Items:
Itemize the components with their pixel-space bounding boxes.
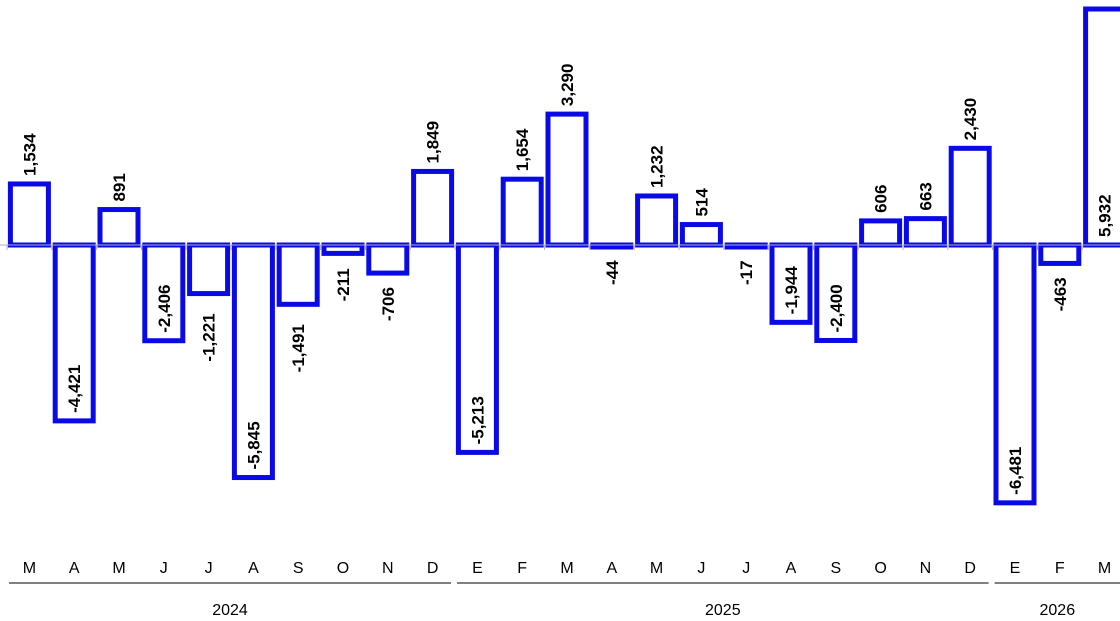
data-label: 891 [110, 173, 129, 201]
month-tick-label: D [427, 560, 439, 577]
bar [635, 193, 679, 248]
axis-ticks [6, 245, 1083, 250]
data-label: 606 [872, 185, 891, 213]
bar [1038, 242, 1082, 266]
bar [366, 242, 410, 276]
bars-group [7, 6, 1120, 506]
bar [500, 176, 544, 248]
month-tick-label: J [697, 560, 705, 577]
year-label: 2025 [705, 602, 741, 619]
bar [903, 216, 947, 248]
data-label: -1,221 [200, 313, 219, 361]
data-label: 1,534 [20, 133, 39, 176]
data-label: -17 [737, 260, 756, 285]
month-tick-label: A [248, 560, 259, 577]
data-label: -5,213 [468, 396, 487, 444]
bar [97, 207, 141, 248]
month-tick-label: M [112, 560, 125, 577]
data-label: 1,654 [513, 128, 532, 171]
data-label: -44 [603, 260, 622, 285]
bar [679, 222, 723, 248]
year-label: 2026 [1040, 602, 1076, 619]
month-tick-label: S [830, 560, 841, 577]
month-tick-label: A [69, 560, 80, 577]
month-tick-label: M [650, 560, 663, 577]
bar [187, 242, 231, 297]
data-label: 3,290 [558, 64, 577, 107]
month-tick-label: J [160, 560, 168, 577]
month-tick-label: O [337, 560, 349, 577]
value-labels: 1,534 -4,421 891 -2,406 -1,221 -5,845 -1,491 -2… [20, 64, 1114, 495]
data-label: -1,944 [782, 266, 801, 315]
bar [321, 242, 365, 256]
data-label: -2,400 [827, 284, 846, 332]
year-label: 2024 [212, 602, 248, 619]
data-label: 1,232 [648, 145, 667, 188]
bar [276, 242, 320, 307]
month-tick-label: E [1010, 560, 1021, 577]
bar [231, 242, 275, 481]
data-label: 1,849 [424, 121, 443, 164]
month-tick-label: A [786, 560, 797, 577]
month-tick-label: M [560, 560, 573, 577]
month-tick-label: J [742, 560, 750, 577]
bar [142, 242, 186, 344]
data-label: 663 [916, 182, 935, 210]
month-tick-label: O [874, 560, 886, 577]
data-label: -5,845 [244, 421, 263, 469]
data-label: 514 [692, 188, 711, 217]
data-label: -4,421 [65, 365, 84, 413]
data-label: -1,491 [289, 324, 308, 372]
bar [7, 181, 51, 248]
month-tick-label: F [1055, 560, 1065, 577]
month-tick-label: M [23, 560, 36, 577]
month-tick-label: A [606, 560, 617, 577]
bar [545, 111, 589, 248]
data-label: -2,406 [155, 285, 174, 333]
month-tick-label: S [293, 560, 304, 577]
month-tick-label: N [920, 560, 932, 577]
data-label: 2,430 [961, 98, 980, 141]
data-label: -6,481 [1006, 447, 1025, 495]
bar [859, 218, 903, 248]
data-label: 5,932 [1096, 194, 1115, 237]
data-label: -463 [1051, 277, 1070, 311]
data-label: -706 [379, 287, 398, 321]
bar [1083, 6, 1120, 248]
month-tick-label: D [964, 560, 976, 577]
bar [411, 168, 455, 248]
bar [52, 242, 96, 424]
month-tick-label: N [382, 560, 394, 577]
year-groups: 2024 2025 2026 [9, 582, 1120, 619]
month-tick-label: F [517, 560, 527, 577]
bar [948, 145, 992, 248]
month-tick-label: E [472, 560, 483, 577]
month-tick-label: J [205, 560, 213, 577]
data-label: -211 [334, 268, 353, 301]
month-tick-label: M [1098, 560, 1111, 577]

Prompt: Please format every line of the rows above as a JSON list of strings, one string per line, with blank lines skipped and the pictures left out.

Problem solution:
[
  "Itemize the components with their pixel-space bounding boxes.",
  "data-label: 891 [110, 173, 129, 201]",
  "month-tick-label: D [427, 560, 439, 577]",
  "bar [635, 193, 679, 248]",
  "axis-ticks [6, 245, 1083, 250]",
  "data-label: 606 [872, 185, 891, 213]",
  "bar [1038, 242, 1082, 266]",
  "bar [366, 242, 410, 276]",
  "bars-group [7, 6, 1120, 506]",
  "bar [500, 176, 544, 248]",
  "month-tick-label: J [697, 560, 705, 577]",
  "year-label: 2025 [705, 602, 741, 619]",
  "bar [903, 216, 947, 248]",
  "data-label: -1,221 [200, 313, 219, 361]",
  "data-label: 1,534 [20, 133, 39, 176]",
  "data-label: -17 [737, 260, 756, 285]",
  "month-tick-label: A [248, 560, 259, 577]",
  "data-label: -5,213 [468, 396, 487, 444]",
  "bar [97, 207, 141, 248]",
  "month-tick-label: M [112, 560, 125, 577]",
  "data-label: 1,654 [513, 128, 532, 171]",
  "data-label: -44 [603, 260, 622, 285]",
  "bar [679, 222, 723, 248]",
  "year-label: 2026 [1040, 602, 1076, 619]",
  "month-tick-label: S [830, 560, 841, 577]",
  "month-tick-label: A [69, 560, 80, 577]",
  "month-tick-label: M [650, 560, 663, 577]",
  "bar [187, 242, 231, 297]",
  "data-label: 3,290 [558, 64, 577, 107]",
  "month-tick-label: J [160, 560, 168, 577]",
  "month-tick-label: O [337, 560, 349, 577]",
  "value-labels: 1,534 -4,421 891 -2,406 -1,221 -5,845 -1,491 -2… [20, 64, 1114, 495]",
  "data-label: -1,944 [782, 266, 801, 315]",
  "bar [321, 242, 365, 256]",
  "data-label: -2,400 [827, 284, 846, 332]",
  "year-label: 2024 [212, 602, 248, 619]",
  "data-label: 1,232 [648, 145, 667, 188]",
  "bar [276, 242, 320, 307]",
  "month-tick-label: E [1010, 560, 1021, 577]",
  "bar [231, 242, 275, 481]",
  "data-label: 1,849 [424, 121, 443, 164]",
  "month-tick-label: A [786, 560, 797, 577]",
  "month-tick-label: M [560, 560, 573, 577]",
  "month-tick-label: J [742, 560, 750, 577]",
  "bar [142, 242, 186, 344]",
  "data-label: 663 [916, 182, 935, 210]",
  "month-tick-label: O [874, 560, 886, 577]",
  "data-label: -5,845 [244, 421, 263, 469]",
  "data-label: 514 [692, 188, 711, 217]",
  "data-label: -4,421 [65, 365, 84, 413]",
  "data-label: -1,491 [289, 324, 308, 372]",
  "bar [7, 181, 51, 248]",
  "month-tick-label: F [1055, 560, 1065, 577]",
  "month-tick-label: M [23, 560, 36, 577]",
  "month-tick-label: A [606, 560, 617, 577]",
  "bar [545, 111, 589, 248]",
  "data-label: -2,406 [155, 285, 174, 333]",
  "month-tick-label: S [293, 560, 304, 577]",
  "month-tick-label: N [920, 560, 932, 577]",
  "data-label: 2,430 [961, 98, 980, 141]",
  "data-label: -6,481 [1006, 447, 1025, 495]",
  "bar [859, 218, 903, 248]",
  "data-label: 5,932 [1096, 194, 1115, 237]",
  "data-label: -463 [1051, 277, 1070, 311]",
  "data-label: -706 [379, 287, 398, 321]",
  "bar [1083, 6, 1120, 248]",
  "month-tick-label: D [964, 560, 976, 577]",
  "bar [411, 168, 455, 248]",
  "bar [52, 242, 96, 424]",
  "month-tick-label: N [382, 560, 394, 577]",
  "year-groups: 2024 2025 2026 [9, 582, 1120, 619]",
  "month-tick-label: F [517, 560, 527, 577]",
  "bar [948, 145, 992, 248]",
  "month-tick-label: E [472, 560, 483, 577]",
  "month-tick-label: J [205, 560, 213, 577]",
  "data-label: -211 [334, 268, 353, 301]",
  "month-tick-label: M [1098, 560, 1111, 577]"
]